## Quoted text
+++++

The provisions that would reduce state revenues include the elimination of the taxation of dividends, an increase in expensing for small businesses, a new charitable deduction for non-itemizers, an “above-the-line” deduction for long-term care insurance premiums, expansion of Archer MSAs, the consolidation of employer-based retirement savings accounts, and several others (see table).  One provision — the expansion of Roth IRAs (renamed Retirement Savings Accounts) and the creation of the Lifetime Savings Accounts — appears to increase both federal and state revenues in the near term.  Over time, however, these provisions would cause a large loss of revenue at both the federal and state levels. 

According to the Administration’s budget, these 11 provisions will result in a net federal revenue loss of $153 billion in the five years between 2004 and 2008.  The federal revenue loss grows to $277 billion in the subsequent five years from 2009 to 2013.

+++++

## Problem set
A) Which provisions does the passage on tax provisions and state revenues name as ones that would reduce state revenues?
B) Can you resume the passage on tax provisions and state revenues, picking up right after its final sentence?

Collected data:
+++++

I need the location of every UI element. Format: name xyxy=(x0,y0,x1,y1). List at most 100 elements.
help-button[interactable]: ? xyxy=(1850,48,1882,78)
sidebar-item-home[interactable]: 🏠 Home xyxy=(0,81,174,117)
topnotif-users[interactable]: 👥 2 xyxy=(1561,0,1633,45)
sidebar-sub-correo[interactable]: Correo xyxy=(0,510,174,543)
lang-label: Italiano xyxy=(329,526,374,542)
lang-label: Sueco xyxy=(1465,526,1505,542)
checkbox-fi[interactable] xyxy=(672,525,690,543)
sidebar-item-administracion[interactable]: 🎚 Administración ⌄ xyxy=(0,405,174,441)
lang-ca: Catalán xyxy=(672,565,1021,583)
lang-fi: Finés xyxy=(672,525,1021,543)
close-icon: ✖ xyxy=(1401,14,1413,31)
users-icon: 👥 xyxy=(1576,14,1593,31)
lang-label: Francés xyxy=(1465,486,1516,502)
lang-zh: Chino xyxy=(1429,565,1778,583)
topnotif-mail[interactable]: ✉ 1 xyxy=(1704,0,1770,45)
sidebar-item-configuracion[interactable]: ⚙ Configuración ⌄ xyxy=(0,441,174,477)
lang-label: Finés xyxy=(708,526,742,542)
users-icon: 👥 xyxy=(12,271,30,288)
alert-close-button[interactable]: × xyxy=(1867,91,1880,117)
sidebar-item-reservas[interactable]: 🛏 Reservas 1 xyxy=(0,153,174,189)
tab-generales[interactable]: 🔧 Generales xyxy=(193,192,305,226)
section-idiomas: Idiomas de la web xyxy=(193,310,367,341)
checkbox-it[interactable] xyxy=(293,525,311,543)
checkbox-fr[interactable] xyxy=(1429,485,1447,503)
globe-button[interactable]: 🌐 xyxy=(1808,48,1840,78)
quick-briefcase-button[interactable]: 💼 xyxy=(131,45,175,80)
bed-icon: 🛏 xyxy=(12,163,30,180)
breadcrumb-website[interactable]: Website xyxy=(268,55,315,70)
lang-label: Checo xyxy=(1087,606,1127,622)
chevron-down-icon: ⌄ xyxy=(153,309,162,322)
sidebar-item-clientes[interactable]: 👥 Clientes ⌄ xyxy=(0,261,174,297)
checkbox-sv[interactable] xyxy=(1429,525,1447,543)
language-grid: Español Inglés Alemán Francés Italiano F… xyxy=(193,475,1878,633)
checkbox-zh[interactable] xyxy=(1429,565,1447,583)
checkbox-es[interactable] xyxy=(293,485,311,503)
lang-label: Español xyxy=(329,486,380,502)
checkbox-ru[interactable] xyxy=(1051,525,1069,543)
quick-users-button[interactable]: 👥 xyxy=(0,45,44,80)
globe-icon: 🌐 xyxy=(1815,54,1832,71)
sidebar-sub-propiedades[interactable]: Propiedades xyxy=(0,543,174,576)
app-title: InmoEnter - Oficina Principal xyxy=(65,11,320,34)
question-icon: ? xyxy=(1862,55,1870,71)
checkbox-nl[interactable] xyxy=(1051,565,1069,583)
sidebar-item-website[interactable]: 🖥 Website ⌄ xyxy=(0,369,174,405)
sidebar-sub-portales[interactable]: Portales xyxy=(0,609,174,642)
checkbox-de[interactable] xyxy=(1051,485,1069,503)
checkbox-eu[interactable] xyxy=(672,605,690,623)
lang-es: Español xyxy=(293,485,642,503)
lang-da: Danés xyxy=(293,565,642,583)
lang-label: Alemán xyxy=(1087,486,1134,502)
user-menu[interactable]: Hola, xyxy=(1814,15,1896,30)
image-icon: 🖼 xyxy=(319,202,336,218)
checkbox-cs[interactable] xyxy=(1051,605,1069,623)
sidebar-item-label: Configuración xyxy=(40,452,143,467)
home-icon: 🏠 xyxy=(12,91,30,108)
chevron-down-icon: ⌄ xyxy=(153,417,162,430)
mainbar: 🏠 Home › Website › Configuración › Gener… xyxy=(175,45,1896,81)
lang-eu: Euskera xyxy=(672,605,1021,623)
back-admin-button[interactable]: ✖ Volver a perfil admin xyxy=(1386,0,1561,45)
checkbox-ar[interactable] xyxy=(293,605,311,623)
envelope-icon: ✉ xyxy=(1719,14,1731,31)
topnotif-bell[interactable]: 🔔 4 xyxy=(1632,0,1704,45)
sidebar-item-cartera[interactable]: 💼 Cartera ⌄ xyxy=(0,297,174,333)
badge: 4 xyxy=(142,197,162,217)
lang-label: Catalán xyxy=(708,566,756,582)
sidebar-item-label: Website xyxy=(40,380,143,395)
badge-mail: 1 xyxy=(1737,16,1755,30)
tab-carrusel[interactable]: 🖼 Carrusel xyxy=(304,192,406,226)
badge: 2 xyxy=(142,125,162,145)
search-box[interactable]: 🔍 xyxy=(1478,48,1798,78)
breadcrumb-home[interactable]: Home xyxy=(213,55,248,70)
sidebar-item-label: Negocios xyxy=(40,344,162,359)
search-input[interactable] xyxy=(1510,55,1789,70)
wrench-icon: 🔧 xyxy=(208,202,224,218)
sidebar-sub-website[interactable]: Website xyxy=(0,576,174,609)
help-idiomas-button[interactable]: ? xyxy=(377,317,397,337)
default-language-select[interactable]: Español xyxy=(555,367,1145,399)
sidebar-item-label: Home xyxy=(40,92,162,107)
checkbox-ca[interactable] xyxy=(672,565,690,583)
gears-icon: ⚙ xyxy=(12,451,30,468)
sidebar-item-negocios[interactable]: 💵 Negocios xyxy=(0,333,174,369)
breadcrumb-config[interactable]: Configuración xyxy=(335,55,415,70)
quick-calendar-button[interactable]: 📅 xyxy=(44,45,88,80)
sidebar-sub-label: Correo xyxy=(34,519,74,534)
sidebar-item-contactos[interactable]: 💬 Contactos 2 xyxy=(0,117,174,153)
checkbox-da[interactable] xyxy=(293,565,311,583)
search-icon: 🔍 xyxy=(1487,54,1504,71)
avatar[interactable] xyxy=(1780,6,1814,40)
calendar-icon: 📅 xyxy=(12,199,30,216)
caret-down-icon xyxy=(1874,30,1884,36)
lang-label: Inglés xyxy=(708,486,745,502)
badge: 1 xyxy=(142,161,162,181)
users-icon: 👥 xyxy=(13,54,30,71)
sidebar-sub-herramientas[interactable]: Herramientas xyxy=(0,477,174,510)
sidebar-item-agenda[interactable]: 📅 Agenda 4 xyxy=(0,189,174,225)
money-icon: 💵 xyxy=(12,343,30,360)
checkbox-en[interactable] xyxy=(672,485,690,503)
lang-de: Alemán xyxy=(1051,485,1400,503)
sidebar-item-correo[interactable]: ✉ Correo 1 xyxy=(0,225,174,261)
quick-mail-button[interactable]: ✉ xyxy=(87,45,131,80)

+++++

## Answers to the exercises
A)
- Elimination of the taxation of dividends
- An increase in expensing for small businesses
- A new charitable deduction for non-itemizers
- An "above-the-line" deduction for long-term care insurance premiums
- Expansion of Archer MSAs
- The consolidation of employer-based retirement savings accounts

B)
As a rule of thumb, one can roughly estimate that aggregate state revenue losses from these types of tax cut provisions would equal about 15 percent of the federal revenue loss.   Thus, if these provisions were enacted, states would stand to lose $23 billion between 2004 and 2008.  As the proposed savings accounts grow in cost over time, so would the state revenue loss.  The state revenue loss would rise to more than $41 billion over the subsequent five years from 2009 to 2013.

These revenue losses are on top of the state revenue losses that resulted from the 2001 tax law changes.  In particular, the estate tax changes enacted in 2001, and which are made permanent in the President’s budget, have a $75 billion cost to states in the 2004-2013 period.  While approximately one-third of the current cost of the estate tax changes to states has been avoided because 17 states are “decoupled” and thus have not incorporated the federal changes, it is unclear whether decoupling will be sustainable over the long term.